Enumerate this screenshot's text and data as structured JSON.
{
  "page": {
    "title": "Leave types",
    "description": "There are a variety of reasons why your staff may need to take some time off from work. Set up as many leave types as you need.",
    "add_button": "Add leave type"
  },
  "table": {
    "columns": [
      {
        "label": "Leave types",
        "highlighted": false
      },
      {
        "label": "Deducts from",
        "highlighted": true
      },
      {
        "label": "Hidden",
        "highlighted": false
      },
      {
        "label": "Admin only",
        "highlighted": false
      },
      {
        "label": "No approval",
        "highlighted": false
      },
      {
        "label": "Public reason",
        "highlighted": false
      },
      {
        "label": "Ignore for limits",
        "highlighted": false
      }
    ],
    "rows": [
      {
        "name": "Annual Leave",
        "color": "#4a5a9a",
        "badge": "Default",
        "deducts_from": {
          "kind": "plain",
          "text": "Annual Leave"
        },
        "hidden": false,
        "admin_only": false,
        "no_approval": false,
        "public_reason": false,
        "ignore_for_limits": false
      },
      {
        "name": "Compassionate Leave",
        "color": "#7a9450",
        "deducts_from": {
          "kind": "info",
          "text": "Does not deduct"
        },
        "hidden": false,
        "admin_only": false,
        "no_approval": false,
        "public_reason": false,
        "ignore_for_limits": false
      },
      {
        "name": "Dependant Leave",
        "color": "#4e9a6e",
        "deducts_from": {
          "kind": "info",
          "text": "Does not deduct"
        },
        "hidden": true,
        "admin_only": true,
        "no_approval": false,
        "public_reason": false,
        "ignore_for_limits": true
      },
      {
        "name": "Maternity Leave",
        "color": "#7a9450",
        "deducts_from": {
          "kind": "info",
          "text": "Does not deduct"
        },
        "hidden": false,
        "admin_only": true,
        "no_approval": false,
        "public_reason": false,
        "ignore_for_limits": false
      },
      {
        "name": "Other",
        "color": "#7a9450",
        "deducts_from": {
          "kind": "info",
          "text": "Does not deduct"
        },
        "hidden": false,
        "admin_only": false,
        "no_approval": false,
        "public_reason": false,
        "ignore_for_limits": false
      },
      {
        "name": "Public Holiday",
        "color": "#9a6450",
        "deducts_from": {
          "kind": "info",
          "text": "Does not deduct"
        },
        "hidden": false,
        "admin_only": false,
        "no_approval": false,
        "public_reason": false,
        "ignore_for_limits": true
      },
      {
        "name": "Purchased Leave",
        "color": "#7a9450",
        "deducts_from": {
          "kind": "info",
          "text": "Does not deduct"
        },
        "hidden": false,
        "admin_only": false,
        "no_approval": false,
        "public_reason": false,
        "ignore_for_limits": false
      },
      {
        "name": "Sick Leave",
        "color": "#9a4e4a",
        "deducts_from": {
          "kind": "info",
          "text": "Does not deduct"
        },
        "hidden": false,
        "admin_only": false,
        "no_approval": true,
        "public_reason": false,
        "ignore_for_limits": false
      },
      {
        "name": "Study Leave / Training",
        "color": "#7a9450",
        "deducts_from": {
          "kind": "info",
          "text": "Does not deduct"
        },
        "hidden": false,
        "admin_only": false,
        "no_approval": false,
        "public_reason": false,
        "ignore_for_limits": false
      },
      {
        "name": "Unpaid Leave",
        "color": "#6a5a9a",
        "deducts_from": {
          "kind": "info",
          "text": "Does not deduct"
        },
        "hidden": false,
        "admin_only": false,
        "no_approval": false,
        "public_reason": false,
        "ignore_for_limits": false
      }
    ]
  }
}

> **YOUR TASK**
Search the listing for the word "name". Copy every line in which it occurs.

> **TASK ANSWER**
        "name": "Annual Leave",
        "name": "Compassionate Leave",
        "name": "Dependant Leave",
        "name": "Maternity Leave",
        "name": "Other",
        "name": "Public Holiday",
        "name": "Purchased Leave",
        "name": "Sick Leave",
        "name": "Study Leave / Training",
        "name": "Unpaid Leave",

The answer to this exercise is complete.